Document excerpt
════════════════════

Research and Special Programs Administration (RSPA), DOT.

ACTION:

Direct final rule.

SUMMARY:

In the Federal Register of September 15, 2003, RSPA published a final rule concerning the operation and capacity of existing pressure limiting and regulating stations on gas pipelines. The rule inadvertently established a pressure limit that could require a reduction in the operating pressure of some pipelines and be impracticable for others to meet. This direct final rule establishes an appropriate pressure limit to avoid these unintended results.

DATES:

This direct final rule goes into effect September 14, 2004. If RSPA does not receive any adverse comment or notice of intent to file an adverse comment by July 16, 2004, it will publish a confirmation document within 15 days after the close of the comment period. The confirmation document will announce that this direct final rule will go into effect on the date stated above or at least 30 days after the document is published, whichever is later. If RSPA receives an adverse comment, it will publish a timely notice to confirm that fact and withdraw this direct final rule. RSPA may then incorporate changes based on the adverse comment into a subsequent direct final rule or may publish a notice of proposed rulemaking.

An adverse comment is one which explains why the rule would be inappropriate, including a challenge to the rule's underlying premise or approach, or would be ineffective or unacceptable without a change. Comments that are frivolous or insubstantial will not be considered adverse under this procedure. A comment recommending a rule change in addition to the rule will not be considered an adverse comment, unless the commenter states why the rule would be ineffective without the additional change. (49 CFR 190.339(c))

════════════════════

Return the pipeline pressure rule notice above word for word, in full.

════════════════════

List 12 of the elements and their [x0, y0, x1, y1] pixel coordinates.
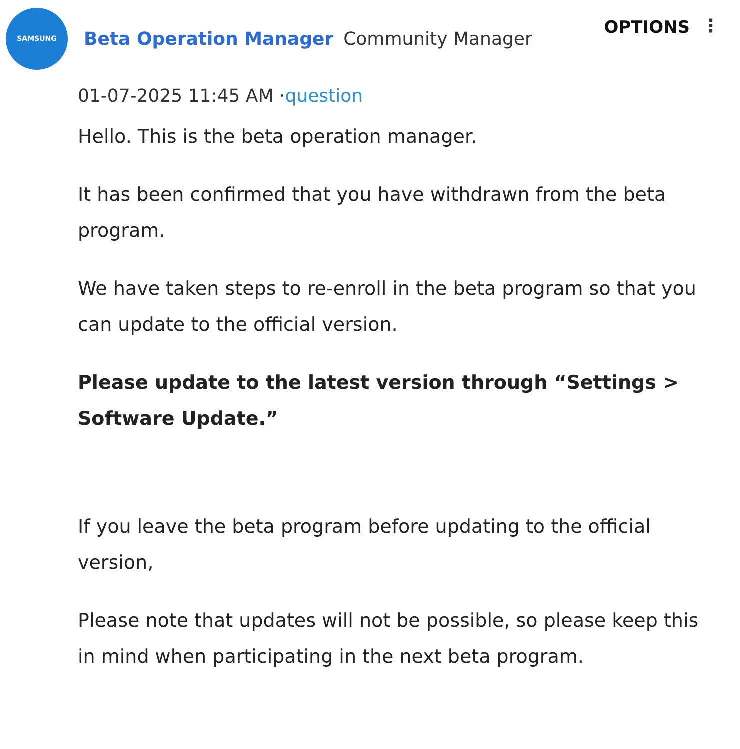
paragraph: Hello. This is the beta operation manager.: [78, 125, 478, 150]
author-link[interactable]: Beta Operation Manager: [84, 28, 334, 50]
paragraph: We have taken steps to re-enroll in the beta program so that you can update to the official version.: [78, 277, 698, 338]
paragraph: Please update to the latest version through “Settings > Software Update.”: [78, 371, 680, 432]
paragraph: It has been confirmed that you have withdrawn from the beta program.: [78, 183, 668, 244]
role-label: Community Manager: [344, 28, 532, 50]
paragraph: Please note that updates will not be possible, so please keep this in mind when participating in the next beta program.: [78, 609, 700, 670]
tag-link[interactable]: question: [285, 86, 364, 107]
options-button[interactable]: OPTIONS: [604, 18, 690, 38]
paragraph: If you leave the beta program before updating to the official version,: [78, 515, 652, 576]
more-button[interactable]: ⋮: [702, 16, 720, 37]
post-date: 01-07-2025 11:45 AM ·question: [78, 86, 364, 107]
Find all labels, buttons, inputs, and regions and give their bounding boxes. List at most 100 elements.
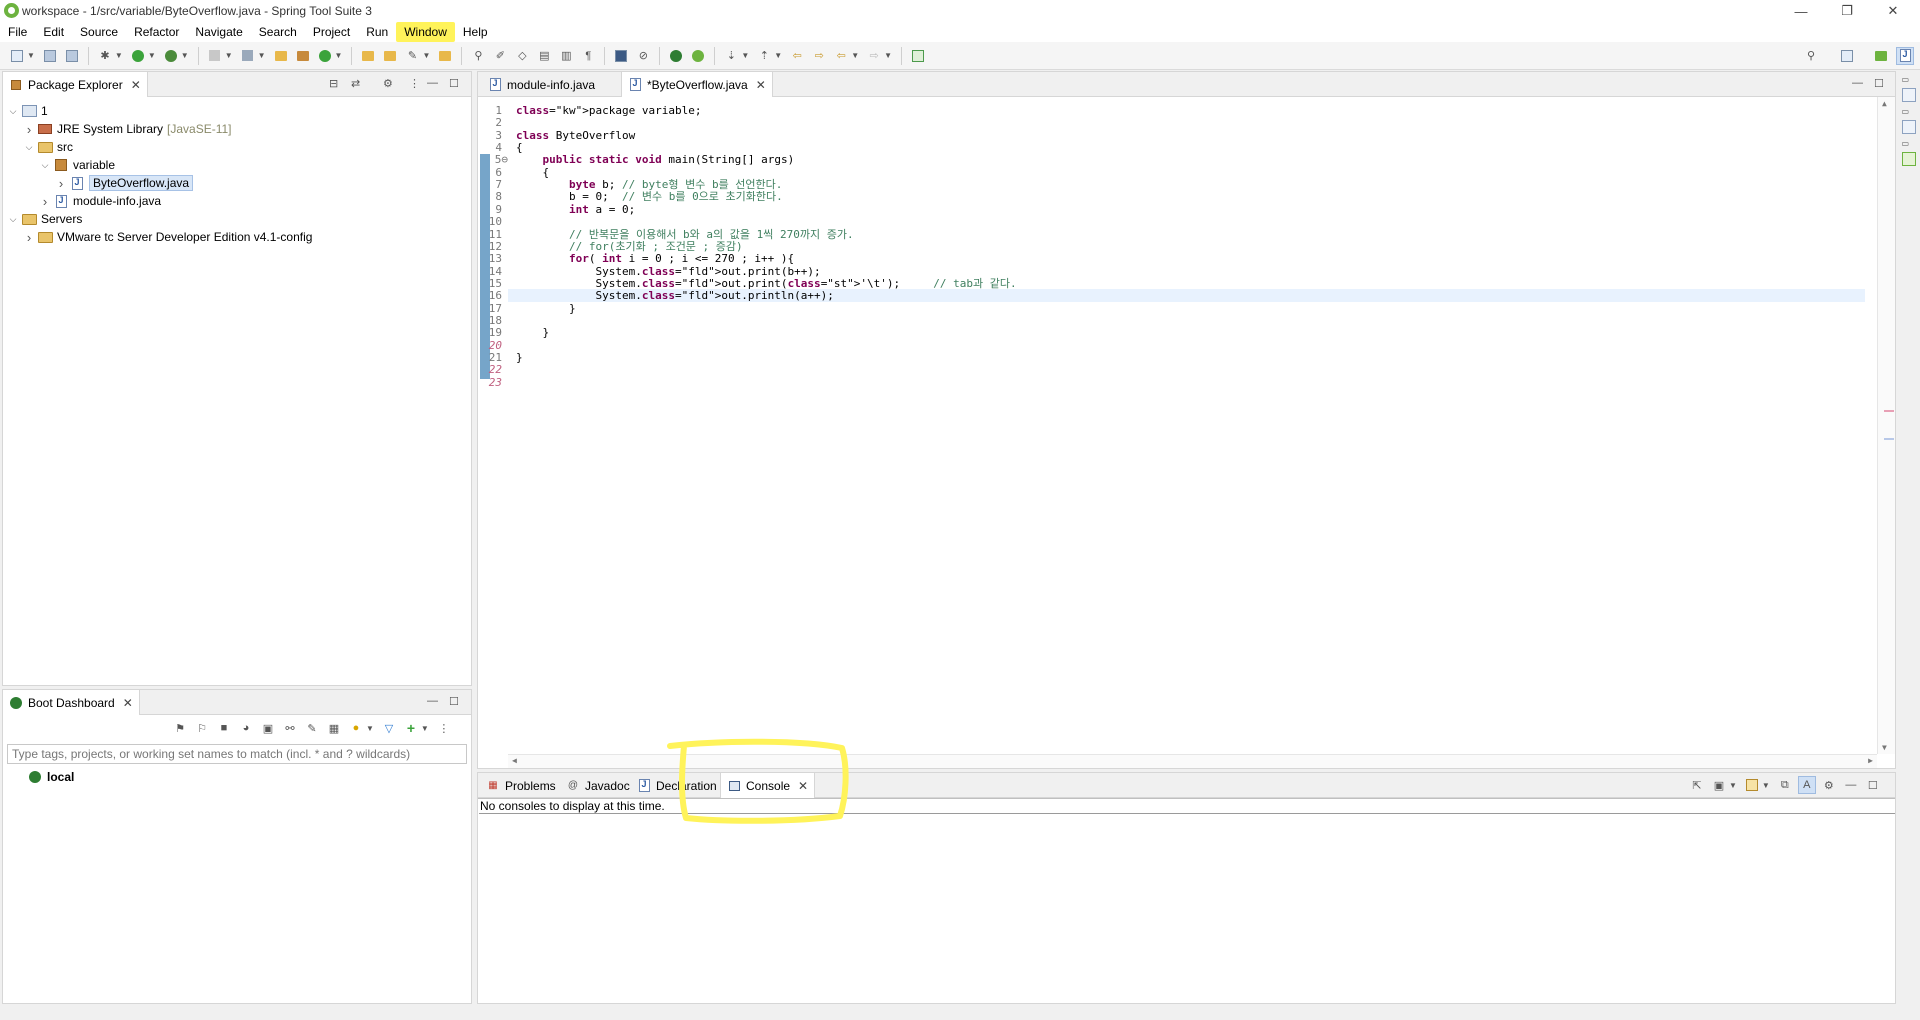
stop-icon[interactable]	[206, 47, 224, 65]
new-class-dropdown-icon[interactable]: ▼	[335, 51, 343, 60]
minimize-icon[interactable]: —	[427, 695, 438, 707]
code-line[interactable]: System.class="fld">out.println(a++);	[516, 290, 833, 302]
display-console-icon[interactable]: ▣	[1710, 776, 1728, 794]
filter-icon[interactable]: ⚙	[383, 77, 393, 90]
tree-item[interactable]: › ByteOverflow.java	[55, 174, 194, 192]
restore-button[interactable]: ❐	[1824, 0, 1870, 22]
open-console-dropdown-icon[interactable]: ▼	[1762, 781, 1770, 790]
collapse-all-icon[interactable]: ⊟	[329, 77, 338, 90]
open-resource-icon[interactable]	[381, 47, 399, 65]
block-selection-icon[interactable]: ◇	[513, 47, 531, 65]
overview-marker[interactable]	[1884, 410, 1894, 412]
last-edit-icon[interactable]: ⇦	[788, 47, 806, 65]
tree-item[interactable]: ⌵ variable	[39, 156, 115, 174]
scroll-right-icon[interactable]: ▶	[1868, 756, 1873, 765]
lightbulb-dropdown-icon[interactable]: ▼	[366, 724, 374, 733]
add-dropdown-icon[interactable]: ▼	[421, 724, 429, 733]
skip-breakpoints-icon[interactable]: ⊘	[634, 47, 652, 65]
vertical-scrollbar[interactable]: ▲ ▼	[1877, 97, 1895, 754]
tree-item[interactable]: ⌵ Servers	[7, 210, 83, 228]
tab-boot-dashboard[interactable]: Boot Dashboard ✕	[2, 690, 140, 715]
prev-annotation-dropdown-icon[interactable]: ▼	[774, 51, 782, 60]
tab-javadoc[interactable]: @ Javadoc	[560, 773, 636, 798]
back-dropdown-icon[interactable]: ▼	[851, 51, 859, 60]
funnel-icon[interactable]: ▽	[380, 719, 398, 737]
back-icon[interactable]: ⇦	[832, 47, 850, 65]
minimize-icon[interactable]: —	[1842, 776, 1860, 794]
code-line[interactable]: class ByteOverflow	[516, 129, 635, 142]
spring-icon[interactable]	[689, 47, 707, 65]
code-line[interactable]: byte b; // byte형 변수 b를 선언한다.	[516, 179, 782, 191]
overview-marker[interactable]	[1884, 438, 1894, 440]
code-editor[interactable]: 1 class="kw">package variable; 2 3 class Byt…	[478, 97, 1895, 768]
console-icon[interactable]: ▣	[259, 719, 277, 737]
next-annotation-icon[interactable]: ⇣	[722, 47, 740, 65]
tab-problems[interactable]: ▦ Problems	[480, 773, 562, 798]
deploy-icon[interactable]	[239, 47, 257, 65]
pin-console-icon[interactable]: ⇱	[1688, 776, 1706, 794]
chevron-right-icon[interactable]: ›	[55, 176, 67, 191]
maximize-icon[interactable]: ☐	[449, 77, 459, 90]
annotation-icon[interactable]: ⚲	[469, 47, 487, 65]
menu-project[interactable]: Project	[305, 22, 358, 42]
code-line[interactable]: int a = 0;	[516, 203, 635, 216]
restore-icon[interactable]: ▭	[1902, 75, 1916, 84]
tab-package-explorer[interactable]: Package Explorer ✕	[2, 72, 148, 97]
debug-dropdown-icon[interactable]: ▼	[115, 51, 123, 60]
menu-run[interactable]: Run	[358, 22, 396, 42]
terminal-icon[interactable]	[612, 47, 630, 65]
external-dropdown-icon[interactable]: ▼	[181, 51, 189, 60]
code-line[interactable]: for( int i = 0 ; i <= 270 ; i++ ){	[516, 253, 794, 265]
spring-perspective-icon[interactable]	[1872, 47, 1890, 65]
search-tool-icon[interactable]: ✎	[403, 47, 421, 65]
new-class-icon[interactable]	[316, 47, 334, 65]
minimize-icon[interactable]: —	[1852, 77, 1863, 89]
code-line[interactable]: {	[516, 142, 523, 154]
code-line[interactable]: }	[516, 327, 549, 339]
list-item[interactable]: local	[25, 768, 74, 786]
scroll-left-icon[interactable]: ◀	[512, 756, 517, 765]
next-annotation-dropdown-icon[interactable]: ▼	[741, 51, 749, 60]
code-line[interactable]: }	[516, 302, 576, 315]
new-package-icon[interactable]	[294, 47, 312, 65]
java-perspective-icon[interactable]	[1896, 46, 1914, 65]
open-console-icon[interactable]	[1743, 776, 1761, 794]
chevron-right-icon[interactable]: ›	[23, 122, 35, 137]
search-icon[interactable]: ⚲	[1802, 47, 1820, 65]
display-console-dropdown-icon[interactable]: ▼	[1729, 781, 1737, 790]
code-line[interactable]: System.class="fld">out.print(class="st">…	[516, 277, 1016, 290]
restart-icon[interactable]: ⚐	[193, 719, 211, 737]
open-task-icon[interactable]	[436, 47, 454, 65]
chevron-down-icon[interactable]: ⌵	[7, 214, 19, 225]
code-line[interactable]: b = 0; // 변수 b를 0으로 초기화한다.	[516, 191, 783, 203]
menu-help[interactable]: Help	[455, 22, 496, 42]
tree-item[interactable]: › JRE System Library [JavaSE-11]	[23, 120, 232, 138]
save-all-icon[interactable]	[63, 47, 81, 65]
word-wrap-icon[interactable]: A	[1797, 776, 1816, 794]
menu-source[interactable]: Source	[72, 22, 126, 42]
tab-module-info[interactable]: module-info.java	[482, 72, 601, 97]
run-dropdown-icon[interactable]: ▼	[148, 51, 156, 60]
pin-editor-icon[interactable]	[909, 47, 927, 65]
menu-file[interactable]: File	[0, 22, 35, 42]
deploy-dropdown-icon[interactable]: ▼	[258, 51, 266, 60]
close-button[interactable]: ✕	[1870, 0, 1916, 22]
debug-icon[interactable]: ✱	[96, 47, 114, 65]
maximize-icon[interactable]: ☐	[1864, 776, 1882, 794]
run-external-icon[interactable]	[162, 47, 180, 65]
console-body[interactable]: No consoles to display at this time.	[478, 798, 1895, 1003]
chevron-down-icon[interactable]: ⌵	[7, 106, 19, 117]
mark-occurrences-icon[interactable]: ✐	[491, 47, 509, 65]
save-icon[interactable]	[41, 47, 59, 65]
stop-dropdown-icon[interactable]: ▼	[225, 51, 233, 60]
tree-item[interactable]: ⌵ src	[23, 138, 73, 156]
chevron-down-icon[interactable]: ⌵	[39, 160, 51, 171]
forward-icon[interactable]: ⇨	[865, 47, 883, 65]
tree-item[interactable]: › module-info.java	[39, 192, 161, 210]
restore-icon[interactable]: ▭	[1902, 139, 1916, 148]
menu-window[interactable]: Window	[396, 22, 455, 42]
stop-icon[interactable]: ■	[215, 719, 233, 737]
copy-icon[interactable]: ⧉	[1776, 776, 1794, 794]
code-line[interactable]: System.class="fld">out.print(b++);	[516, 265, 820, 278]
debug-icon[interactable]: ◕	[237, 719, 255, 737]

════════════════════

Task solution
Research and Special Programs Administration (RSPA), DOT.

ACTION:

Direct final rule.

SUMMARY:

In the Federal Register of September 15, 2003, RSPA published a final rule concerning the operation and capacity of existing pressure limiting and regulating stations on gas pipelines. The rule inadvertently established a pressure limit that could require a reduction in the operating pressure of some pipelines and be impracticable for others to meet. This direct final rule establishes an appropriate pressure limit to avoid these unintended results.

DATES:

This direct final rule goes into effect September 14, 2004. If RSPA does not receive any adverse comment or notice of intent to file an adverse comment by July 16, 2004, it will publish a confirmation document within 15 days after the close of the comment period. The confirmation document will announce that this direct final rule will go into effect on the date stated above or at least 30 days after the document is published, whichever is later. If RSPA receives an adverse comment, it will publish a timely notice to confirm that fact and withdraw this direct final rule. RSPA may then incorporate changes based on the adverse comment into a subsequent direct final rule or may publish a notice of proposed rulemaking.

An adverse comment is one which explains why the rule would be inappropriate, including a challenge to the rule's underlying premise or approach, or would be ineffective or unacceptable without a change. Comments that are frivolous or insubstantial will not be considered adverse under this procedure. A comment recommending a rule change in addition to the rule will not be considered an adverse comment, unless the commenter states why the rule would be ineffective without the additional change. (49 CFR 190.339(c))